**Instructions to follow**
Give the entries again, word for word.

-- Start --

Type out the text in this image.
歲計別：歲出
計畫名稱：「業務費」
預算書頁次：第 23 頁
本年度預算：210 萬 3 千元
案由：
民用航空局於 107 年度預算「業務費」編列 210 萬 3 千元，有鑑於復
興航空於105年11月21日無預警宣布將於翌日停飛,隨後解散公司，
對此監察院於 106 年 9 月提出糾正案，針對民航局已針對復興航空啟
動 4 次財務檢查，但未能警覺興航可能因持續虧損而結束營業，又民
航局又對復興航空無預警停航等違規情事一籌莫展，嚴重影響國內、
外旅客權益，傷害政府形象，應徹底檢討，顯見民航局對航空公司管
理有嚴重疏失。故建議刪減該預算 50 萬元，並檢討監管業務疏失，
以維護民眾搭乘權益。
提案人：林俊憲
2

-- End --

**Exercise response**
Type out the text in this image.
歲計別：歲出
計畫名稱：「業務費」
預算書頁次：第 23 頁
本年度預算：210 萬 3 千元
案由：
民用航空局於 107 年度預算「業務費」編列 210 萬 3 千元，有鑑於復
興航空於105年11月21日無預警宣布將於翌日停飛,隨後解散公司，
對此監察院於 106 年 9 月提出糾正案，針對民航局已針對復興航空啟
動 4 次財務檢查，但未能警覺興航可能因持續虧損而結束營業，又民
航局又對復興航空無預警停航等違規情事一籌莫展，嚴重影響國內、
外旅客權益，傷害政府形象，應徹底檢討，顯見民航局對航空公司管
理有嚴重疏失。故建議刪減該預算 50 萬元，並檢討監管業務疏失，
以維護民眾搭乘權益。
提案人：林俊憲
2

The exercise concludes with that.